:: Requirements ::
Below are some records; return each one exactly.

(Records from a collection)
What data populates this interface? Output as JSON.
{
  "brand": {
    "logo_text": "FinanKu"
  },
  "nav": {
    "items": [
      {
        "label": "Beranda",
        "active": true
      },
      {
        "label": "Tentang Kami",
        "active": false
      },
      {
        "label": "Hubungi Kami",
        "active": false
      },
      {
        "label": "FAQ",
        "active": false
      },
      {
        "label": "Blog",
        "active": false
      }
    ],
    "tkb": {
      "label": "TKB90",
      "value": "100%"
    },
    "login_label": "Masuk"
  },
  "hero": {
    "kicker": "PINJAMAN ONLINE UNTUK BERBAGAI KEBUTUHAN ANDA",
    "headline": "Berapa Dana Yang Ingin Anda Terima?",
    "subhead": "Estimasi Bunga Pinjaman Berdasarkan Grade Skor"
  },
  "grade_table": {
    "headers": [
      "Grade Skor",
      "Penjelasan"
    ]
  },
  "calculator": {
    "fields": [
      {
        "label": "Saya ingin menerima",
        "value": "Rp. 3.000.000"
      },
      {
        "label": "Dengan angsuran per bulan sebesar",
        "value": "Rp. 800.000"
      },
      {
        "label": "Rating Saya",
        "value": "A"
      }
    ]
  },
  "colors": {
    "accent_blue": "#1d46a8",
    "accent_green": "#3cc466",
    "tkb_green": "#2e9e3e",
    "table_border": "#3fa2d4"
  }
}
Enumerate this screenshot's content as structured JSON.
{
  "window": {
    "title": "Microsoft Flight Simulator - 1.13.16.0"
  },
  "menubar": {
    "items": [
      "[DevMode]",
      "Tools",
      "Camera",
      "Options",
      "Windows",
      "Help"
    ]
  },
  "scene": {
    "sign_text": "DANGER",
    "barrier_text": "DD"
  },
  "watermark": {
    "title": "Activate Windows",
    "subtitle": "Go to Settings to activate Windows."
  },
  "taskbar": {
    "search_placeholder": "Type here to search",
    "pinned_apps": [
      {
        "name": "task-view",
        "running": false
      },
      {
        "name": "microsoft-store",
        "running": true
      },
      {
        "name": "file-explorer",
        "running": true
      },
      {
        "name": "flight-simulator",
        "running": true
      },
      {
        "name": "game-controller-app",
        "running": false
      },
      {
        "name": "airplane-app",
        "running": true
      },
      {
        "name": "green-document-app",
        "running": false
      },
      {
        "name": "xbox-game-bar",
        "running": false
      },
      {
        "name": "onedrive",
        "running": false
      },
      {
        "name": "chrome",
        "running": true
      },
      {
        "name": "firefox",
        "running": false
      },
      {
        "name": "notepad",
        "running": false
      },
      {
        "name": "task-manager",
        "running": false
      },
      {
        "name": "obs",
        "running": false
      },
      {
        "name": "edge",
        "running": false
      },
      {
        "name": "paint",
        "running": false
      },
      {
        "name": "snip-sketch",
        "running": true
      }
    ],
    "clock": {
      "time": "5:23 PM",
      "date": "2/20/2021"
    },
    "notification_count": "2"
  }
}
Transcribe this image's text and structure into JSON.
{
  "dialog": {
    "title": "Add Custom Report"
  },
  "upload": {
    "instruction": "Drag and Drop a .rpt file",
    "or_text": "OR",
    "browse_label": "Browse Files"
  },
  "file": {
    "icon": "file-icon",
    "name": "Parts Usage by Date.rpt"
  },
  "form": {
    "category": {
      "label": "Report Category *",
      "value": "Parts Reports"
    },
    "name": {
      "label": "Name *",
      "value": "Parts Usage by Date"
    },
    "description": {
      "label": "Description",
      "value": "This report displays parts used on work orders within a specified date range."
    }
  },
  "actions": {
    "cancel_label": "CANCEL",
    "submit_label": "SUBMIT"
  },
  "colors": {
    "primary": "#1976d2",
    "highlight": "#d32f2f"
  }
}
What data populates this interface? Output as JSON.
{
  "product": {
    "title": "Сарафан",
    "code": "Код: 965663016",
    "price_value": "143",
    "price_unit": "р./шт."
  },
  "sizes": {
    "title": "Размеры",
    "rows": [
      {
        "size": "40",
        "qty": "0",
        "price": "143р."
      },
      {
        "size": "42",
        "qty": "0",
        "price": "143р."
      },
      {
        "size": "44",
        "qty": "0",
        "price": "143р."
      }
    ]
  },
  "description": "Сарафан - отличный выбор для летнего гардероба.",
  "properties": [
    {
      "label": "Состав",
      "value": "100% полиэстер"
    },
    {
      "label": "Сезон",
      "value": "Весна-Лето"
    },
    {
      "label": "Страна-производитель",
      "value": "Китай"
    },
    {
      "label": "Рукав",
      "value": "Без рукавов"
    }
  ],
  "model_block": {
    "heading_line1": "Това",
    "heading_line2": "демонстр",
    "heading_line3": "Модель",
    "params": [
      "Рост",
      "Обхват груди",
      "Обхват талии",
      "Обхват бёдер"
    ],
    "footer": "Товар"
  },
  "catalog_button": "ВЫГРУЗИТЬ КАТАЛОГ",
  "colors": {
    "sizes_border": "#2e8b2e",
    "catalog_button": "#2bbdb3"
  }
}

:: Correct result ::
What data populates this interface? Output as JSON.
{
  "brand": {
    "logo_text": "FinanKu"
  },
  "nav": {
    "items": [
      {
        "label": "Beranda",
        "active": true
      },
      {
        "label": "Tentang Kami",
        "active": false
      },
      {
        "label": "Hubungi Kami",
        "active": false
      },
      {
        "label": "FAQ",
        "active": false
      },
      {
        "label": "Blog",
        "active": false
      }
    ],
    "tkb": {
      "label": "TKB90",
      "value": "100%"
    },
    "login_label": "Masuk"
  },
  "hero": {
    "kicker": "PINJAMAN ONLINE UNTUK BERBAGAI KEBUTUHAN ANDA",
    "headline": "Berapa Dana Yang Ingin Anda Terima?",
    "subhead": "Estimasi Bunga Pinjaman Berdasarkan Grade Skor"
  },
  "grade_table": {
    "headers": [
      "Grade Skor",
      "Penjelasan"
    ]
  },
  "calculator": {
    "fields": [
      {
        "label": "Saya ingin menerima",
        "value": "Rp. 3.000.000"
      },
      {
        "label": "Dengan angsuran per bulan sebesar",
        "value": "Rp. 800.000"
      },
      {
        "label": "Rating Saya",
        "value": "A"
      }
    ]
  },
  "colors": {
    "accent_blue": "#1d46a8",
    "accent_green": "#3cc466",
    "tkb_green": "#2e9e3e",
    "table_border": "#3fa2d4"
  }
}
Enumerate this screenshot's content as structured JSON.
{
  "window": {
    "title": "Microsoft Flight Simulator - 1.13.16.0"
  },
  "menubar": {
    "items": [
      "[DevMode]",
      "Tools",
      "Camera",
      "Options",
      "Windows",
      "Help"
    ]
  },
  "scene": {
    "sign_text": "DANGER",
    "barrier_text": "DD"
  },
  "watermark": {
    "title": "Activate Windows",
    "subtitle": "Go to Settings to activate Windows."
  },
  "taskbar": {
    "search_placeholder": "Type here to search",
    "pinned_apps": [
      {
        "name": "task-view",
        "running": false
      },
      {
        "name": "microsoft-store",
        "running": true
      },
      {
        "name": "file-explorer",
        "running": true
      },
      {
        "name": "flight-simulator",
        "running": true
      },
      {
        "name": "game-controller-app",
        "running": false
      },
      {
        "name": "airplane-app",
        "running": true
      },
      {
        "name": "green-document-app",
        "running": false
      },
      {
        "name": "xbox-game-bar",
        "running": false
      },
      {
        "name": "onedrive",
        "running": false
      },
      {
        "name": "chrome",
        "running": true
      },
      {
        "name": "firefox",
        "running": false
      },
      {
        "name": "notepad",
        "running": false
      },
      {
        "name": "task-manager",
        "running": false
      },
      {
        "name": "obs",
        "running": false
      },
      {
        "name": "edge",
        "running": false
      },
      {
        "name": "paint",
        "running": false
      },
      {
        "name": "snip-sketch",
        "running": true
      }
    ],
    "clock": {
      "time": "5:23 PM",
      "date": "2/20/2021"
    },
    "notification_count": "2"
  }
}
Transcribe this image's text and structure into JSON.
{
  "dialog": {
    "title": "Add Custom Report"
  },
  "upload": {
    "instruction": "Drag and Drop a .rpt file",
    "or_text": "OR",
    "browse_label": "Browse Files"
  },
  "file": {
    "icon": "file-icon",
    "name": "Parts Usage by Date.rpt"
  },
  "form": {
    "category": {
      "label": "Report Category *",
      "value": "Parts Reports"
    },
    "name": {
      "label": "Name *",
      "value": "Parts Usage by Date"
    },
    "description": {
      "label": "Description",
      "value": "This report displays parts used on work orders within a specified date range."
    }
  },
  "actions": {
    "cancel_label": "CANCEL",
    "submit_label": "SUBMIT"
  },
  "colors": {
    "primary": "#1976d2",
    "highlight": "#d32f2f"
  }
}
What data populates this interface? Output as JSON.
{
  "product": {
    "title": "Сарафан",
    "code": "Код: 965663016",
    "price_value": "143",
    "price_unit": "р./шт."
  },
  "sizes": {
    "title": "Размеры",
    "rows": [
      {
        "size": "40",
        "qty": "0",
        "price": "143р."
      },
      {
        "size": "42",
        "qty": "0",
        "price": "143р."
      },
      {
        "size": "44",
        "qty": "0",
        "price": "143р."
      }
    ]
  },
  "description": "Сарафан - отличный выбор для летнего гардероба.",
  "properties": [
    {
      "label": "Состав",
      "value": "100% полиэстер"
    },
    {
      "label": "Сезон",
      "value": "Весна-Лето"
    },
    {
      "label": "Страна-производитель",
      "value": "Китай"
    },
    {
      "label": "Рукав",
      "value": "Без рукавов"
    }
  ],
  "model_block": {
    "heading_line1": "Това",
    "heading_line2": "демонстр",
    "heading_line3": "Модель",
    "params": [
      "Рост",
      "Обхват груди",
      "Обхват талии",
      "Обхват бёдер"
    ],
    "footer": "Товар"
  },
  "catalog_button": "ВЫГРУЗИТЬ КАТАЛОГ",
  "colors": {
    "sizes_border": "#2e8b2e",
    "catalog_button": "#2bbdb3"
  }
}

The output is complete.